# Tasks
A) In the article on the UN at 75, translate this sentence into Spanish: "Much of this hope for a greater system was invested in the United Nations—a new institution designed to preserve and, if necessary, enforce world peace."
B) The article on the UN at 75 quotes Gen. Douglas MacArthur. List every approach to peace that he names as having failed.
C) The article on the UN at 75 quotes Nicholas Spykman. According to him, what share of the time were the states of Europe at war in the 18th century?

# Excerpted passage
○ ○ ○
75 Years After Its Founding, the UN Proves Itself a Failure


75 Years After Its Founding, the UN Proves Itself a Failure

Seventy-five years ago, the world was slowly picking itself up after the most destructive conflict in the history of mankind. Around 60 million had died—200,000 of those in just two gigantic explosions that brought the war to a close. Around the world, statesmen worked to build a new order that would ensure such a war could never happen again.

“Men since the beginning of time have sought peace. … Military alliances, balances of power, leagues of nations, all in turn failed, leaving the only path to be by way of the crucible of war,” United States Gen. Douglas MacArthur said following Japan’s surrender ceremony on Sept. 2, 1945. “The utter destructiveness of war now blots out this alternative. We have had our last chance. If we do not now devise some greater and more equitable system, Armageddon will be at our door.”

Much of this hope for a greater system was invested in the United Nations—a new institution designed to preserve and, if necessary, enforce world peace.

Almost 75 years to the day from Victory Over Japan Day, the United Nations has proved it has totally failed in that task.

A lot of people would say that to date the UN hasn’t done that bad of a job. Sure, there have been about 300 wars and 3,000 other conflicts since that time. But none have been close to as bad as World War ii.

But it would be dangerous to get complacent. As American geopolitical thinker Nicholas Spykman wrote:

The states of Europe were at war 75 percent of the time in the 17th century, 50 percent in the 18th century, and 25 percent in the 19th century. It seems that the frequency of war is declining, but the effect of a struggle is more and more devastating and involves greater cost in human life and material destruction. The total effect of war on the life of nations has not decreased but increased notwithstanding the lengthening periods of peace.
○ ○ ○
# Material
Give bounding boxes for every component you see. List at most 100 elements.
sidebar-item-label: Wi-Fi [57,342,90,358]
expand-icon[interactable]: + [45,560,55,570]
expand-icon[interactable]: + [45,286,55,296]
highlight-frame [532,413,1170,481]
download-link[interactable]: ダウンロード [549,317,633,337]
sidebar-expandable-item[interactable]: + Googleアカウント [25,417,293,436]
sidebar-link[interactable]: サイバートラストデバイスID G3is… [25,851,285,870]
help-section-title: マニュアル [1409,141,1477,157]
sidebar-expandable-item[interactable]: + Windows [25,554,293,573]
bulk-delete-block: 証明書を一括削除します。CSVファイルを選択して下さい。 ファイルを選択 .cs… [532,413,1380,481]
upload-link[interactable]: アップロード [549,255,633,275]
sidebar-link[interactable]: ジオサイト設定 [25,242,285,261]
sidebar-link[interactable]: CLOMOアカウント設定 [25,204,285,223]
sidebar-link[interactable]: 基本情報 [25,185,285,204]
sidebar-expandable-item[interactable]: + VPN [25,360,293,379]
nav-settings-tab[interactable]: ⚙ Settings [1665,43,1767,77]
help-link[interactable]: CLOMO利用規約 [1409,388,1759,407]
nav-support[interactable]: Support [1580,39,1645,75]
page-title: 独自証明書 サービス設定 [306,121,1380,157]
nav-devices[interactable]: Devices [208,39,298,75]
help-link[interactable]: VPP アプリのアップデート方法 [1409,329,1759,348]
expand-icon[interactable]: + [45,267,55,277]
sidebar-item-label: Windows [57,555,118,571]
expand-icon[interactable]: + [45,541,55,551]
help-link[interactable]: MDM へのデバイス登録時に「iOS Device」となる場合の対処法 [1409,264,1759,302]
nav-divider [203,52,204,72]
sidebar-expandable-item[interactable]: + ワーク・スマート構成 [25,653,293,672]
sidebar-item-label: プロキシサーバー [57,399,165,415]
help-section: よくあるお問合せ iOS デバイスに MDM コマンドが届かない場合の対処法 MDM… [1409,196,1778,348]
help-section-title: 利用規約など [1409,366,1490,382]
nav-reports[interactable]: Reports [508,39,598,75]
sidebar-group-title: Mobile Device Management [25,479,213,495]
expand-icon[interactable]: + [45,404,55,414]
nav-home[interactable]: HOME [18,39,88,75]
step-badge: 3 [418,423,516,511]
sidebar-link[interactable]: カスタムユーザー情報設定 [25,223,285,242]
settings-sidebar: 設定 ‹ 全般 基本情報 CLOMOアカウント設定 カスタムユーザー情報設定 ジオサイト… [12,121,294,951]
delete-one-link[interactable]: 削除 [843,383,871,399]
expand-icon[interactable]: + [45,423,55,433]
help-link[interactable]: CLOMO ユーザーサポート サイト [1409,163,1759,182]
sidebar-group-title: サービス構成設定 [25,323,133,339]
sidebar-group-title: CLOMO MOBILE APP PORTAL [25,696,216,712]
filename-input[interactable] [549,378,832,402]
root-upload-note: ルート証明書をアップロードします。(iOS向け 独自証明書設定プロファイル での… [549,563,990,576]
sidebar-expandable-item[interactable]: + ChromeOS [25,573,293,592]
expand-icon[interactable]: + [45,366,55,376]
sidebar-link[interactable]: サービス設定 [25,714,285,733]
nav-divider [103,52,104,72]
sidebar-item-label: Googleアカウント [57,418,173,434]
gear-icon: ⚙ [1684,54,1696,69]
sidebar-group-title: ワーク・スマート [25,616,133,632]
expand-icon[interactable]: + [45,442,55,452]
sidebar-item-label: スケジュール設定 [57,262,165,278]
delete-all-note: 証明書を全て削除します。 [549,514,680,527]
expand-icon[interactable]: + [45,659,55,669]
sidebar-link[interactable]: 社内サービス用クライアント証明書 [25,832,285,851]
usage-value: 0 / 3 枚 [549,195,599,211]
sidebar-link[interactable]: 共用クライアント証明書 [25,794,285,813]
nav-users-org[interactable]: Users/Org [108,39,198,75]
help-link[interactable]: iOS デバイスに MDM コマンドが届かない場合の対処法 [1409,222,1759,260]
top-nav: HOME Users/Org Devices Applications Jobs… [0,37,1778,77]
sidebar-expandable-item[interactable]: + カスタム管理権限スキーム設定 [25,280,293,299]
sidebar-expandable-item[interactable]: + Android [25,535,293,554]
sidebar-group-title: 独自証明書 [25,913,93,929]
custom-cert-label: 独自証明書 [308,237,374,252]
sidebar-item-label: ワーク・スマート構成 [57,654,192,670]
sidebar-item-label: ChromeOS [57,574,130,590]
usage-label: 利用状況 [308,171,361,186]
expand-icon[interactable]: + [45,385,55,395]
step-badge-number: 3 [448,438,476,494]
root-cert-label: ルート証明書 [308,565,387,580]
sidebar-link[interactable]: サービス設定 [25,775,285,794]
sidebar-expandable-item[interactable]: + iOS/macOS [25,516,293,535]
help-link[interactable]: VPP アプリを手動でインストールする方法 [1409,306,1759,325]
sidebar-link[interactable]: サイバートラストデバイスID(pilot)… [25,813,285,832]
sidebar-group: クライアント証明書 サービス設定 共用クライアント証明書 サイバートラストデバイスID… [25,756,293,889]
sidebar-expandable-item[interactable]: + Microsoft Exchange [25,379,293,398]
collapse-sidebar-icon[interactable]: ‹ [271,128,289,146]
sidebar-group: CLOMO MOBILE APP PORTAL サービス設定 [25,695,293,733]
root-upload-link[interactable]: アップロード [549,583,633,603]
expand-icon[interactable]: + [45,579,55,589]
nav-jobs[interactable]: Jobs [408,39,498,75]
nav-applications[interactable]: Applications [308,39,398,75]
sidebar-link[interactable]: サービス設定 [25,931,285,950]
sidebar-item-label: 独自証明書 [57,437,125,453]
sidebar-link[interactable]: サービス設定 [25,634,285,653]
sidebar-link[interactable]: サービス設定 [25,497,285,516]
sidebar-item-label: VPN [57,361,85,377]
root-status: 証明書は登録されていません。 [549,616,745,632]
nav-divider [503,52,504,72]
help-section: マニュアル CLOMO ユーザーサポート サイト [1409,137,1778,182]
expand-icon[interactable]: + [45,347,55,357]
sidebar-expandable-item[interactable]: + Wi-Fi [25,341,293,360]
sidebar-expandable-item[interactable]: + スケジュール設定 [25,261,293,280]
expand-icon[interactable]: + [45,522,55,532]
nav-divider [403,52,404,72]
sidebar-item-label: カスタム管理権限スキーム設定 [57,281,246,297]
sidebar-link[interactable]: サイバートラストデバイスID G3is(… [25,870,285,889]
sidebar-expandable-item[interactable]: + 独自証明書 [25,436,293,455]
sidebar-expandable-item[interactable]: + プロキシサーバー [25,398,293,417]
○ ○ ○
# Results of the exercise
A) Gran parte de esta esperanza en un sistema mejor se depositó en las Naciones Unidas, una nueva institución diseñada para preservar y, si fuera necesario, imponer la paz mundial.

B) Military alliances, balances of power, and leagues of nations.

C) 50 percent of the time.